- [What to do]:
• A. Using the forum post about osm-carto's language handling, decide whether each statement agrees with it: (i) The default_language key was rejected in 2018. (ii) The writer sees what @imagico has prototyped as incompatible with what Americana has implemented. (iii) Boundary relations rarely break. For each, answer yes or no and quote the deciding words of the post.
• B. Extend the forum post about osm-carto's language handling, beginning right after its final sentence.

- [Passage provided]:
_ _ _ _

I’m glad to see some experimentation on the osm-carto front. I look forward to some of these experiments being made available for mappers to experience firsthand.
What @imagico has prototyped needn’t be mutually exclusive to what Americana has implemented. It’s entirely possible that a perfect solution in a renderer would require the combination of multiple approaches, but realistically some data consumers will need something in between that and the most basic handling of name
.
As always, the devil is in the details. So far this approach relies on some details that hopefully can be clarified by the time it goes into production. Here’s a few things that come to mind:
-
default_language
itself was rejected in 2018. There seems to be some enthusiastic support for it in this thread, so I wonder if that vote’s participants were missing important context. It may be an uphill battle to convince editors to support a rejected key. -
It would be essential to mitigate the risk of vandalism or accidental breakage. Boundary relations break all the time in a manner that is often difficult to fix without local knowledge. To mitigate this risk, the FAQ points out that boundary-based defaults could be subject to a delay, similar to the changeset review process implemented by some data consumers such as Mapbox. I’m intrigued by this possibility but also apprehensive about introducing another process similar to the coastline process that works except when it doesn’t.

_ _ _ _

- [Record list]:
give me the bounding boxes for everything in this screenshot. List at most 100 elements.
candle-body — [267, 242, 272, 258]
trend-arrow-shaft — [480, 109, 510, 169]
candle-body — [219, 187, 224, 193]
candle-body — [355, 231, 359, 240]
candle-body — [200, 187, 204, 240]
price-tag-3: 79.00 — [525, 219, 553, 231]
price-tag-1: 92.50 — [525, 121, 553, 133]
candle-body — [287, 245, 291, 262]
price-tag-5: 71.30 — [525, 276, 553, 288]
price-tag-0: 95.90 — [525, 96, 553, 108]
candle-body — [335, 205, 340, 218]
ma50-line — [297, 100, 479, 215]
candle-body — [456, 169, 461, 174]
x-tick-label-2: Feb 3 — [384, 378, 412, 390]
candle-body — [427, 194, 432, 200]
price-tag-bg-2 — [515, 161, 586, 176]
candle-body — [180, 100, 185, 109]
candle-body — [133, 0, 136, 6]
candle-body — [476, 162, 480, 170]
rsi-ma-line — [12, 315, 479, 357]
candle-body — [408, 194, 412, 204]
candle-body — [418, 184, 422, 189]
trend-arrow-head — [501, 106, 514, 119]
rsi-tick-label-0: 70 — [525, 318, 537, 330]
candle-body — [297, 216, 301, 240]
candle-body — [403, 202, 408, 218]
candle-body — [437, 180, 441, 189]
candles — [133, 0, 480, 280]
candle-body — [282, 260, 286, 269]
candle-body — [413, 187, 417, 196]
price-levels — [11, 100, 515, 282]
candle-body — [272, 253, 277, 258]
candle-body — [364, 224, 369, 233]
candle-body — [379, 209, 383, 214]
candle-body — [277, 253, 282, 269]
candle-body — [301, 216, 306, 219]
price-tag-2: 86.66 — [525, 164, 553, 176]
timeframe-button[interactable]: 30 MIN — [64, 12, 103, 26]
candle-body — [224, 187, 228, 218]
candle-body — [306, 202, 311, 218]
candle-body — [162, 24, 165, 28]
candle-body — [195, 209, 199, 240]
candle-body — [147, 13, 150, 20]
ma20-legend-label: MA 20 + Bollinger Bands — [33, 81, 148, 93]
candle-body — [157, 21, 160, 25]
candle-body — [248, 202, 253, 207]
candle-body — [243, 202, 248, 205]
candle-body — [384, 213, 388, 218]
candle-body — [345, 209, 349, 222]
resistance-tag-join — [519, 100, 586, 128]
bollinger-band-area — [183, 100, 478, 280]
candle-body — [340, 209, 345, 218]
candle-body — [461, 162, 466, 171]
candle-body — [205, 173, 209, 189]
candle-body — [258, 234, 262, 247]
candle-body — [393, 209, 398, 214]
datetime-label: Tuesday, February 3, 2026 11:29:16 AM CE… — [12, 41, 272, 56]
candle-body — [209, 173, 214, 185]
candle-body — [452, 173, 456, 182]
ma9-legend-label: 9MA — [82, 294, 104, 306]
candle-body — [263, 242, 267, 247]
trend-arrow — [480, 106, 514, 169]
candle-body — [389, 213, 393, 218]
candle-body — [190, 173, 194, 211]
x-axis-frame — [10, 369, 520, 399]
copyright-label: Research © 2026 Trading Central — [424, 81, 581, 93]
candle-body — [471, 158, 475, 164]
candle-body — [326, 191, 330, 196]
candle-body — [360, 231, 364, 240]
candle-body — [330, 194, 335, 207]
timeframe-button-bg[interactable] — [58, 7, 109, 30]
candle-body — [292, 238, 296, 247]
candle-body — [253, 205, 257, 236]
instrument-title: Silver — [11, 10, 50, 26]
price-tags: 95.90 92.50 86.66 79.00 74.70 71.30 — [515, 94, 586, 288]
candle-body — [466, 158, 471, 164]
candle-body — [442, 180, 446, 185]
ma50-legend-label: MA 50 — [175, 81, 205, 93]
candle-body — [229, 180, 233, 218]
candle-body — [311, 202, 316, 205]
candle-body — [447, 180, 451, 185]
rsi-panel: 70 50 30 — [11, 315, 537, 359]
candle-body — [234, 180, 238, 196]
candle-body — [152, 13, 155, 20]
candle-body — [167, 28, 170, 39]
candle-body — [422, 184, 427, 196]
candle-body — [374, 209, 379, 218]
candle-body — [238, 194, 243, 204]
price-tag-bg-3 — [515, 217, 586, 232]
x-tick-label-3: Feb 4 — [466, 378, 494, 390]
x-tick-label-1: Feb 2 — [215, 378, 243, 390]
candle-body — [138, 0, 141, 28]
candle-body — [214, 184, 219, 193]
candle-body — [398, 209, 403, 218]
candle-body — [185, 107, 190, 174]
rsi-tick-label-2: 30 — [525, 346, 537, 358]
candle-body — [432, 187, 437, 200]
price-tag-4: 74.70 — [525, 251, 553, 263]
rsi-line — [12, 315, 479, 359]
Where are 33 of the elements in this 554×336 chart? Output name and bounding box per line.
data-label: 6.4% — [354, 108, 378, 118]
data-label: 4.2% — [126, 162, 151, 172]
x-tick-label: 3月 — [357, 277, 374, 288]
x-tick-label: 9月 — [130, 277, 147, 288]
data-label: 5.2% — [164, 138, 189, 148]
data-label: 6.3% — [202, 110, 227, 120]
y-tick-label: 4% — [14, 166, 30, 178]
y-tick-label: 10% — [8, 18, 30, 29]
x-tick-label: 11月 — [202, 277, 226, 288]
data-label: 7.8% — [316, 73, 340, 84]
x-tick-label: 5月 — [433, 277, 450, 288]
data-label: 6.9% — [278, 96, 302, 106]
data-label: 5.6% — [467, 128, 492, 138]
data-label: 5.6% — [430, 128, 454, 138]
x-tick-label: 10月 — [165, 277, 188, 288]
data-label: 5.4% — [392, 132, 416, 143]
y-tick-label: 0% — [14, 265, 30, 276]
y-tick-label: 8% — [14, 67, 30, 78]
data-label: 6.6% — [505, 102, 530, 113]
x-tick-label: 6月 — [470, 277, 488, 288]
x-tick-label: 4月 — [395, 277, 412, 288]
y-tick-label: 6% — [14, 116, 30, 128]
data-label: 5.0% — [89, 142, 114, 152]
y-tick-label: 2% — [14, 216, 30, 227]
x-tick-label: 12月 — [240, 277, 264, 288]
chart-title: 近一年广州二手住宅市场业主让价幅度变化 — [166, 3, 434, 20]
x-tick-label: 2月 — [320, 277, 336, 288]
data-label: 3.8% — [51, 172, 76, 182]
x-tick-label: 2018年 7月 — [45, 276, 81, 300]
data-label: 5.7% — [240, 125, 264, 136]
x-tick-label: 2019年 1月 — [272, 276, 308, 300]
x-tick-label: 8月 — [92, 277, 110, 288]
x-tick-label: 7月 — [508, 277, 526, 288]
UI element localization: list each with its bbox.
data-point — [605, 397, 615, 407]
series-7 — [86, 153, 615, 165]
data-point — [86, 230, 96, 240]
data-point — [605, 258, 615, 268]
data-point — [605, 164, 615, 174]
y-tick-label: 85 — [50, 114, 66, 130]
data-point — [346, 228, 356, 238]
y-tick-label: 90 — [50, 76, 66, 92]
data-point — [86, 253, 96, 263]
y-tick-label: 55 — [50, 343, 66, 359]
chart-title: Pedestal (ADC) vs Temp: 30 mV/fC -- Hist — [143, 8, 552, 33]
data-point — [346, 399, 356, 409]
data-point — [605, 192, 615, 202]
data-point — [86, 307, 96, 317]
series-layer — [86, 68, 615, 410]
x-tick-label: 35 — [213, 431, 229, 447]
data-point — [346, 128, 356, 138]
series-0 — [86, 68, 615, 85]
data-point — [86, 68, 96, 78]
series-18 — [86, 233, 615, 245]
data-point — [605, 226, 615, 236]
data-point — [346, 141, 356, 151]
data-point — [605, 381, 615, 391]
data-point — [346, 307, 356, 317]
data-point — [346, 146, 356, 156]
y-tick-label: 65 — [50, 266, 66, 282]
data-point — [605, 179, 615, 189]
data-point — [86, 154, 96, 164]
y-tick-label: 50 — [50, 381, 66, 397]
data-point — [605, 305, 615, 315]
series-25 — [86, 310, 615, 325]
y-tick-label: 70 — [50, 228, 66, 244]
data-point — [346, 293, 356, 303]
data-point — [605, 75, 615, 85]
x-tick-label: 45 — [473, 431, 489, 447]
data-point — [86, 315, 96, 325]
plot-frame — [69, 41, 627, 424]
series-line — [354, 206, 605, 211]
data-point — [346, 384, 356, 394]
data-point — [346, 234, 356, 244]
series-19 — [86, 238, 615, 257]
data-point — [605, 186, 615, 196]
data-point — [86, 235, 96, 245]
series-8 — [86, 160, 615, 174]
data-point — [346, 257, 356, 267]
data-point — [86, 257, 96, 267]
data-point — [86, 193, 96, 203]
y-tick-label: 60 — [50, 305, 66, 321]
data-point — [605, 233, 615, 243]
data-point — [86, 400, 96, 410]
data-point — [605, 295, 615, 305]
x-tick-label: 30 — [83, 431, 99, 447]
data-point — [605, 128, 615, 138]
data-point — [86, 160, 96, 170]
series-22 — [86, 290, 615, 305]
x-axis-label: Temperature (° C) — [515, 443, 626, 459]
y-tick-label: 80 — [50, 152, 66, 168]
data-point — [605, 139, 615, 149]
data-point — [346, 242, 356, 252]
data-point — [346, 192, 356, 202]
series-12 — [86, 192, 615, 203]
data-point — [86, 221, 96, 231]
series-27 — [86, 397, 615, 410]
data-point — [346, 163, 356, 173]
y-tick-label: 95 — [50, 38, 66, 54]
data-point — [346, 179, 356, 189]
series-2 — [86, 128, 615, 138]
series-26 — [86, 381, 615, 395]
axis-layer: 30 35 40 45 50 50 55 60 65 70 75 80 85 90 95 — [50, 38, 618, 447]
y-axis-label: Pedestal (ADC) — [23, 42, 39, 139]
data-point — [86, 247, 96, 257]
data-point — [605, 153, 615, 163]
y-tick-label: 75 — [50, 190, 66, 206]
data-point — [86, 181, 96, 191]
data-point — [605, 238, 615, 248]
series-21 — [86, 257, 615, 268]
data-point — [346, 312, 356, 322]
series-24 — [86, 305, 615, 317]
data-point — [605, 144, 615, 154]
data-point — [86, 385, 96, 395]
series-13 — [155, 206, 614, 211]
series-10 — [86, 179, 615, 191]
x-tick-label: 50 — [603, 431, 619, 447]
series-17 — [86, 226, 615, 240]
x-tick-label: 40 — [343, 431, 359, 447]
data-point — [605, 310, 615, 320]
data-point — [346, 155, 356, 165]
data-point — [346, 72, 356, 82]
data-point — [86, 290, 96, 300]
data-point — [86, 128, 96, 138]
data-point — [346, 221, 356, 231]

_ _ _ _

- [Solved problems]:
• A.
(i) Yes: "itself was rejected in 2018"
(ii) No: "What @imagico has prototyped needn’t be mutually exclusive to what Americana has implemented."
(iii) No: "Boundary relations break all the time"

• B.
-
Since language use does not neatly correspond to administrative boundaries in the real world, this prototype relies on arbitrary features to be tagged with
default_language
. This is equivalent to another rejected 2017 proposal in all but name. -
Since a space is typically used as a delimiter in North Africa and Hong Kong, the prototype tries to detect boundaries between different scripts. This is naturally only a rudimentary implementation with room for improvement, but I suspect it would be the most fragile aspect of this approach.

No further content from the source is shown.